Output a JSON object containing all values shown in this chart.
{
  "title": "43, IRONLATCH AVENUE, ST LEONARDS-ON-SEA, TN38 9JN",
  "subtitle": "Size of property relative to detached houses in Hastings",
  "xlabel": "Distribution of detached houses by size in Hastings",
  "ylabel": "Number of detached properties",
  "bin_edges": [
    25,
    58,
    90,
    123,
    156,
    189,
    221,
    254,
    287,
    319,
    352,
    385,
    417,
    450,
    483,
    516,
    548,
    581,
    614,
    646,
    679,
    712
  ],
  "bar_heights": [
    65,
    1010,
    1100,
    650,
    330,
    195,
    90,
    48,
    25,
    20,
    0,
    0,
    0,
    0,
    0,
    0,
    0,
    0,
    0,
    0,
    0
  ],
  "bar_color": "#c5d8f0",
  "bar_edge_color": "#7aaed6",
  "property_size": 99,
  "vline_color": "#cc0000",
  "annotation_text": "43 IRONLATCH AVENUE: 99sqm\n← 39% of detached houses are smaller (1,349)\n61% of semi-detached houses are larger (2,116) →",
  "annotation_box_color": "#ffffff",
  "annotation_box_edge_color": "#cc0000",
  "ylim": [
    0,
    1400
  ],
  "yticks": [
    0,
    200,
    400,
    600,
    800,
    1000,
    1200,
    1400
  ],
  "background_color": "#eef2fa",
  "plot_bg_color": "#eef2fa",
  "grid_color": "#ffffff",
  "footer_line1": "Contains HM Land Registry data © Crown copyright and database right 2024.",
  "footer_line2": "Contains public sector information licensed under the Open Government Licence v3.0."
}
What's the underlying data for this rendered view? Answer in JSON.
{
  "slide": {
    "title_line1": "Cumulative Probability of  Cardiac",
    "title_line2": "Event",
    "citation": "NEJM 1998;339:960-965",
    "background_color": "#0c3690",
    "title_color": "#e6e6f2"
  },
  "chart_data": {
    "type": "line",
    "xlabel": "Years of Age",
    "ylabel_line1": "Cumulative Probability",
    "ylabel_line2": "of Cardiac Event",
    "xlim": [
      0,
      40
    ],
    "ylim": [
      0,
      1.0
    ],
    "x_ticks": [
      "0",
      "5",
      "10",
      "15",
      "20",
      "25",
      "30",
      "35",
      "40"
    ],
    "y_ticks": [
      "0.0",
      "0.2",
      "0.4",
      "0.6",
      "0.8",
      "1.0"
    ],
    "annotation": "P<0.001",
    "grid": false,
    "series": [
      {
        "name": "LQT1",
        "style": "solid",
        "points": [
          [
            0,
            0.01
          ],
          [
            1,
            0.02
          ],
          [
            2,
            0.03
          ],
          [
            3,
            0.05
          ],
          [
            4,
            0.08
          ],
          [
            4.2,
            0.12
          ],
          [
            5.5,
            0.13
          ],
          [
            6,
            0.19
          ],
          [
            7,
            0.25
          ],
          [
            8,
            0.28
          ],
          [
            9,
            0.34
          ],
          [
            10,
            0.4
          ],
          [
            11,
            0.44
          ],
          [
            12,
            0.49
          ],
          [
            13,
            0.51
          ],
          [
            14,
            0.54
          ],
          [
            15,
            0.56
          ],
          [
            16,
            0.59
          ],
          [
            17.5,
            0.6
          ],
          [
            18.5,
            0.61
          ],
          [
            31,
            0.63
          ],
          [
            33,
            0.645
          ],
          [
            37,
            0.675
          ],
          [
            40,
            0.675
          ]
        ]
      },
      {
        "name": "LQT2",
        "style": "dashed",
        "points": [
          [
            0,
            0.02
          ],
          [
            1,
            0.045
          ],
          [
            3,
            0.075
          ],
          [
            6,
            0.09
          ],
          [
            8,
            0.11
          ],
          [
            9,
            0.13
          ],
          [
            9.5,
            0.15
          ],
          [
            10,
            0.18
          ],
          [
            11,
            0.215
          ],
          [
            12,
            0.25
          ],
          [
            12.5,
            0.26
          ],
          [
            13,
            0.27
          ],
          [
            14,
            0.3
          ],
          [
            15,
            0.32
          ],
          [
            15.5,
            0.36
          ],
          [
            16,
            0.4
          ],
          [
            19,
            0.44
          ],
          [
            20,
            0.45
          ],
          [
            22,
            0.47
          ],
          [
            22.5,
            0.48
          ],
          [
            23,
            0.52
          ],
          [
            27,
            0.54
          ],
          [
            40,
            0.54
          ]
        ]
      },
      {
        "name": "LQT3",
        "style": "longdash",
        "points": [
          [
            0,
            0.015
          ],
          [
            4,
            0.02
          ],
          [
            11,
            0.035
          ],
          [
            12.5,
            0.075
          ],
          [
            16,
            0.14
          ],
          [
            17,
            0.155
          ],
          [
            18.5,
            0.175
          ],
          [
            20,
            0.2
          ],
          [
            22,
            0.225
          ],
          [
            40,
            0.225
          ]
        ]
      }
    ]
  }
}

◆ ◆ ◆

OBJECTIVE
Look above for every line with the word "style" and copy it.

TASK ANSWER
        "style": "solid",
        "style": "dashed",
        "style": "longdash",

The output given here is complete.